Given instruction => Word for word, quote all of the material, omitting the pictures.

· · · · · · ·

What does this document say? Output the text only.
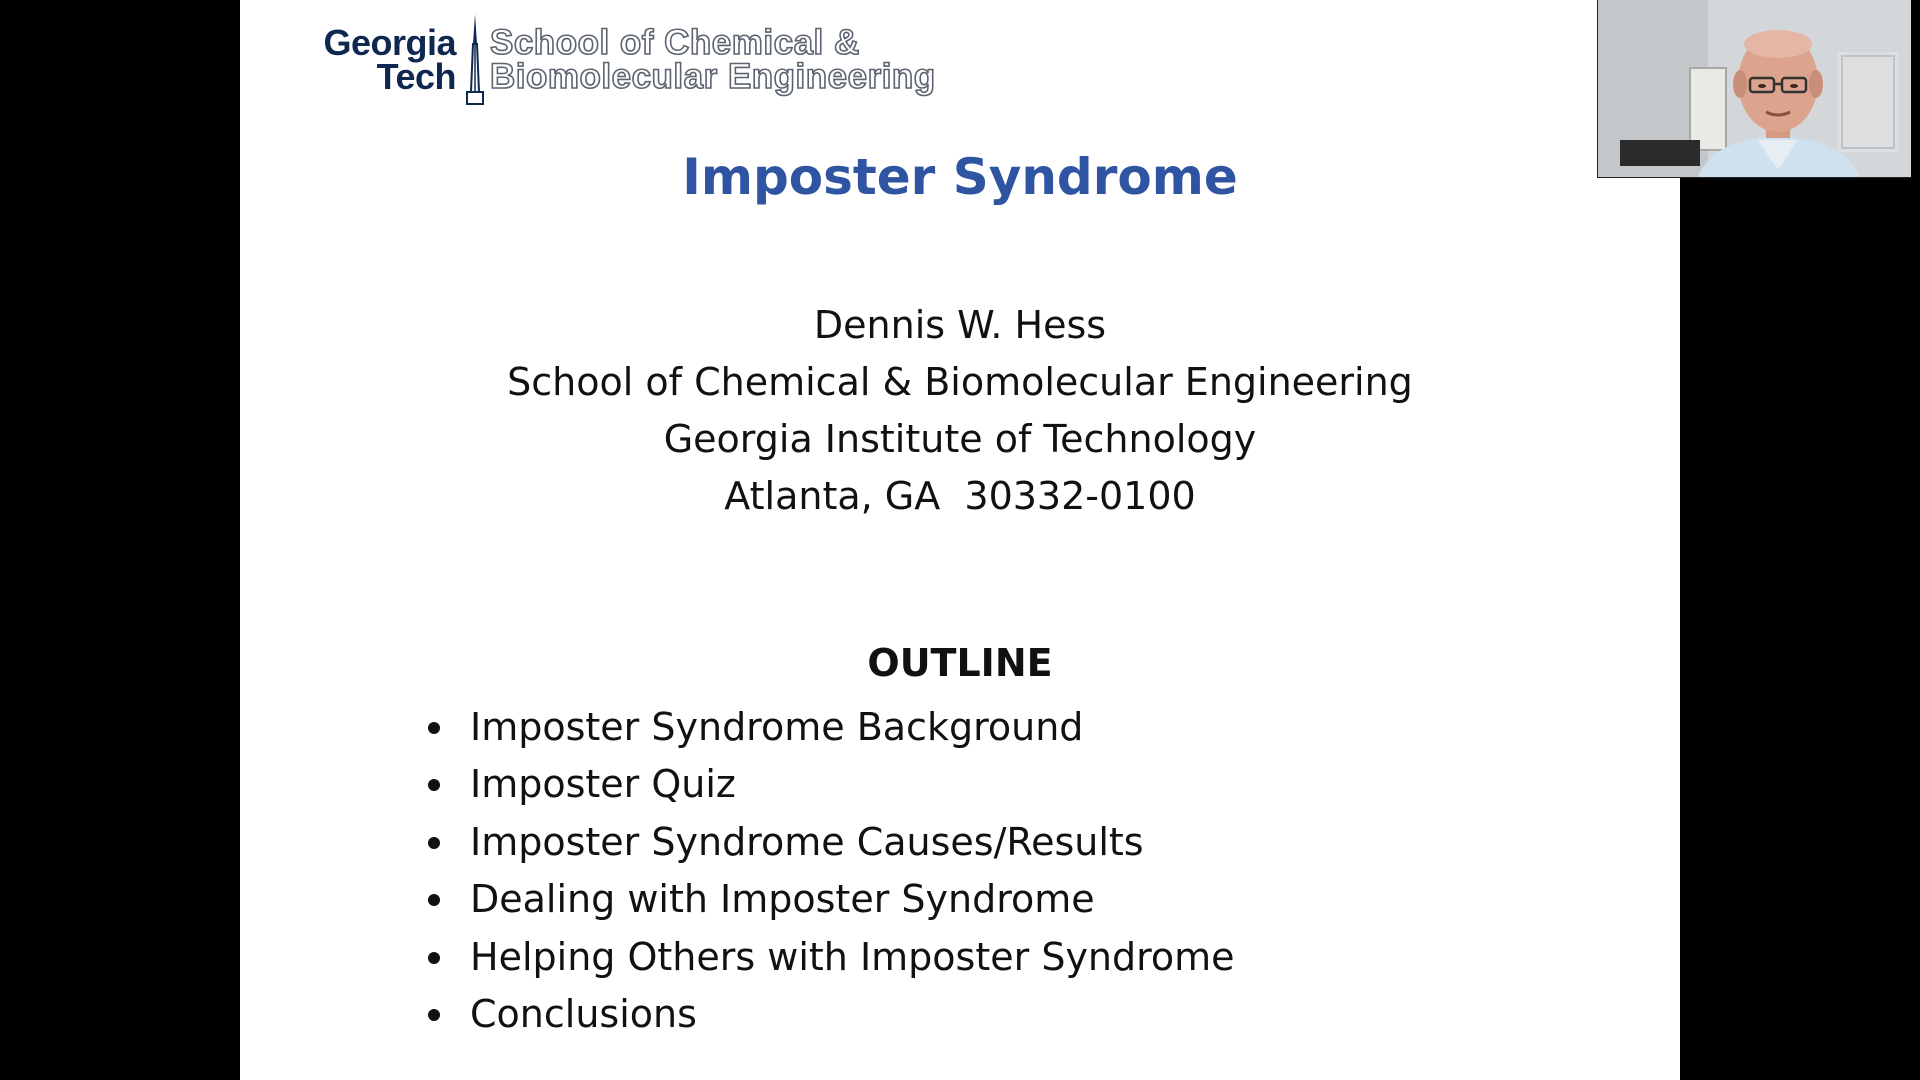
Georgia
Tech
School of Chemical &
Biomolecular Engineering
Imposter Syndrome
Dennis W. Hess
School of Chemical & Biomolecular Engineering
Georgia Institute of Technology
Atlanta, GA  30332-0100
OUTLINE
Imposter Syndrome Background
Imposter Quiz
Imposter Syndrome Causes/Results
Dealing with Imposter Syndrome
Helping Others with Imposter Syndrome
Conclusions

· · · · · · ·

Response to this task =>
What does this document say? Output the text only.
Georgia
Tech
School of Chemical &
Biomolecular Engineering
Imposter Syndrome
Dennis W. Hess
School of Chemical & Biomolecular Engineering
Georgia Institute of Technology
Atlanta, GA  30332-0100
OUTLINE
Imposter Syndrome Background
Imposter Quiz
Imposter Syndrome Causes/Results
Dealing with Imposter Syndrome
Helping Others with Imposter Syndrome
Conclusions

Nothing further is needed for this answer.